## Stored records:
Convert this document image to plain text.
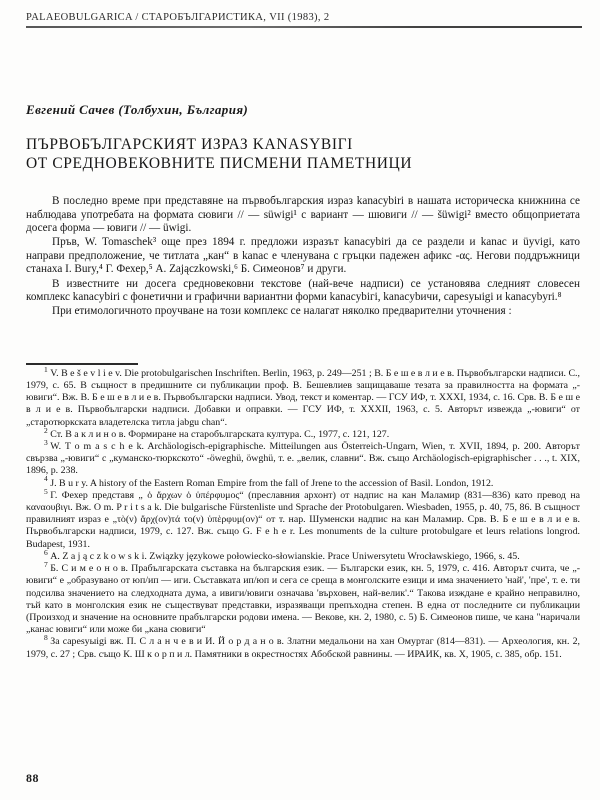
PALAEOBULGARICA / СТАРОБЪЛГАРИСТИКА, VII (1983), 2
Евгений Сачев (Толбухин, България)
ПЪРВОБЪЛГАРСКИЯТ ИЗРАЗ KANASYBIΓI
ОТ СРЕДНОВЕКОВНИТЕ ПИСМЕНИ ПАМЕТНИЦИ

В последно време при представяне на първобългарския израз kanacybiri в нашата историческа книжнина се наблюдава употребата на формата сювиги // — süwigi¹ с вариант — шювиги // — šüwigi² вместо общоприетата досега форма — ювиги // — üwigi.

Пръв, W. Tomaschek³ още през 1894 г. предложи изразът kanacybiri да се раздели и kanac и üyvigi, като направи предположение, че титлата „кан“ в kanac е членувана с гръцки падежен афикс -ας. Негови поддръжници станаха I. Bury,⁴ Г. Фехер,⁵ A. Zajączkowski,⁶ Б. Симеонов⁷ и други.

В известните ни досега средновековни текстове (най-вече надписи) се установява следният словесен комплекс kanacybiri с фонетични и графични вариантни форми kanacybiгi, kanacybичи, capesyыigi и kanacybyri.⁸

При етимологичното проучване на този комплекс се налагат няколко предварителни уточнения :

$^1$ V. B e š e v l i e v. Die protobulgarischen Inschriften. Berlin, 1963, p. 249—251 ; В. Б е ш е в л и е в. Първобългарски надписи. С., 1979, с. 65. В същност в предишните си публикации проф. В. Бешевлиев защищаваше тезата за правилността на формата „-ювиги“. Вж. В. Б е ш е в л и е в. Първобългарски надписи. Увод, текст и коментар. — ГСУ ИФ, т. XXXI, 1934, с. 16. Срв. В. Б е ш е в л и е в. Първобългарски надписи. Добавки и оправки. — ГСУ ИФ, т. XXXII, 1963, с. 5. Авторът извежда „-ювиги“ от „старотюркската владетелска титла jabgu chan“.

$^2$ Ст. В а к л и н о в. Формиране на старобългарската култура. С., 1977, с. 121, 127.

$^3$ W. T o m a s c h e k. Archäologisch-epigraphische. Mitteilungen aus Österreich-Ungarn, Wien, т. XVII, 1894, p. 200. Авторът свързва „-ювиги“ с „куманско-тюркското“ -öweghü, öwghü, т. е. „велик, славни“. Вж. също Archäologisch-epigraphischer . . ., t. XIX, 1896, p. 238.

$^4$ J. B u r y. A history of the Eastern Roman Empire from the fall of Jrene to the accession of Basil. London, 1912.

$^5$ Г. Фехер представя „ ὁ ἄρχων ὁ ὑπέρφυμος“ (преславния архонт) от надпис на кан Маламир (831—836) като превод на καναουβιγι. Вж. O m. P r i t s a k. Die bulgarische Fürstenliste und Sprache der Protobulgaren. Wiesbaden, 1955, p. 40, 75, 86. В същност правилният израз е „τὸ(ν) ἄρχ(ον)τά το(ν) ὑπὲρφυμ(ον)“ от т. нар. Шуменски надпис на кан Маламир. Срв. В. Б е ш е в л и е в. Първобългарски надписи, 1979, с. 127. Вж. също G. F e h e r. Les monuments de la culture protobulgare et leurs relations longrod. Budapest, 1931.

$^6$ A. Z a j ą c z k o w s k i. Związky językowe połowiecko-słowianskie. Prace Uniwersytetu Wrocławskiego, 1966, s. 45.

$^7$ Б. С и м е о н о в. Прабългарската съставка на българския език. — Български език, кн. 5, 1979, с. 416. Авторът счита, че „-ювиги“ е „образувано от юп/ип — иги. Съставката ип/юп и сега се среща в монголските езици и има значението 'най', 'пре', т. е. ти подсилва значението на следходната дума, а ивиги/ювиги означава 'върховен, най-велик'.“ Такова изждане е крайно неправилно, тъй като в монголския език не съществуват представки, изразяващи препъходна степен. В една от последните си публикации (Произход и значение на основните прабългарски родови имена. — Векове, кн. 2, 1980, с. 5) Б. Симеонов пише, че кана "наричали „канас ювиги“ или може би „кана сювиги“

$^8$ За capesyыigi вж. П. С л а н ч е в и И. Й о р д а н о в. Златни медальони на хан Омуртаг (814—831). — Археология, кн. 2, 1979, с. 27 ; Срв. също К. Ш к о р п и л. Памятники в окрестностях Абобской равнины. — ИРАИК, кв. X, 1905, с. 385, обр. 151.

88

==

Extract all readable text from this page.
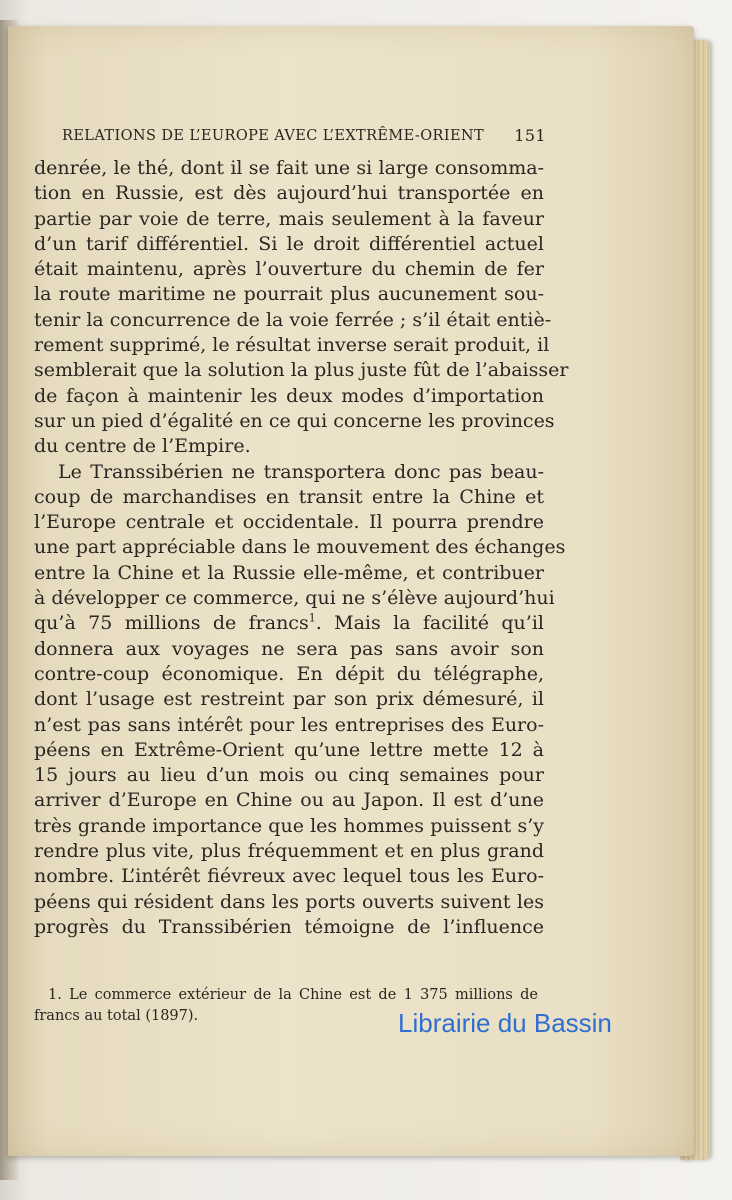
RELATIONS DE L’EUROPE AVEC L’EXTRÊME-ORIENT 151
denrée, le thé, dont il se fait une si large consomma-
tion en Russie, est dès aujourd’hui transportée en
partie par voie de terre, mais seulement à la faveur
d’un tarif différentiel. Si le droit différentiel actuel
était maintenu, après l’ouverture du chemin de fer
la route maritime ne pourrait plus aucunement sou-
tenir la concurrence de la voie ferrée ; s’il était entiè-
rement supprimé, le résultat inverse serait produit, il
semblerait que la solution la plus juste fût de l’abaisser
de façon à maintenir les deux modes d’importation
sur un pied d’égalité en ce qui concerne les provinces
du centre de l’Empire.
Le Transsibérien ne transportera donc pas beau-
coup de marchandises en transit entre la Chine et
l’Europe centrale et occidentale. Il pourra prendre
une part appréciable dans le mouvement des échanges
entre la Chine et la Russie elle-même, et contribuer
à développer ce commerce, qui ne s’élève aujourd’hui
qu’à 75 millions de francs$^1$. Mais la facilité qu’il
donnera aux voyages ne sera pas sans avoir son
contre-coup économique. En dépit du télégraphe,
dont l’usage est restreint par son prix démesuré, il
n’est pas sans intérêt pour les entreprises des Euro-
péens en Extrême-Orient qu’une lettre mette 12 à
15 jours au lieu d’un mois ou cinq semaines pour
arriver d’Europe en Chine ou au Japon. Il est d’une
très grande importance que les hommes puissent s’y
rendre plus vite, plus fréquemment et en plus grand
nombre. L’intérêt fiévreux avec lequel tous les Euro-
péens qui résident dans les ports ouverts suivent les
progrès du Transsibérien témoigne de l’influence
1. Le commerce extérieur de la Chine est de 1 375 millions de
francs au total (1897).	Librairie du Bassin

==

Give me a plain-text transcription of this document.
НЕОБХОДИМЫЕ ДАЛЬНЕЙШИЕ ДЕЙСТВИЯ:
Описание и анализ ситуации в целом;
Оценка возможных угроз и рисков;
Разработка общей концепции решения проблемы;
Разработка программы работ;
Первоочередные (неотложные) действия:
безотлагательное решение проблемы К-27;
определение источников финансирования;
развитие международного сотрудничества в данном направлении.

## What is being asked:
Determine the number of lines in the listing that contain the string "Разработка". Write that number and nothing else.

## Correct response:
2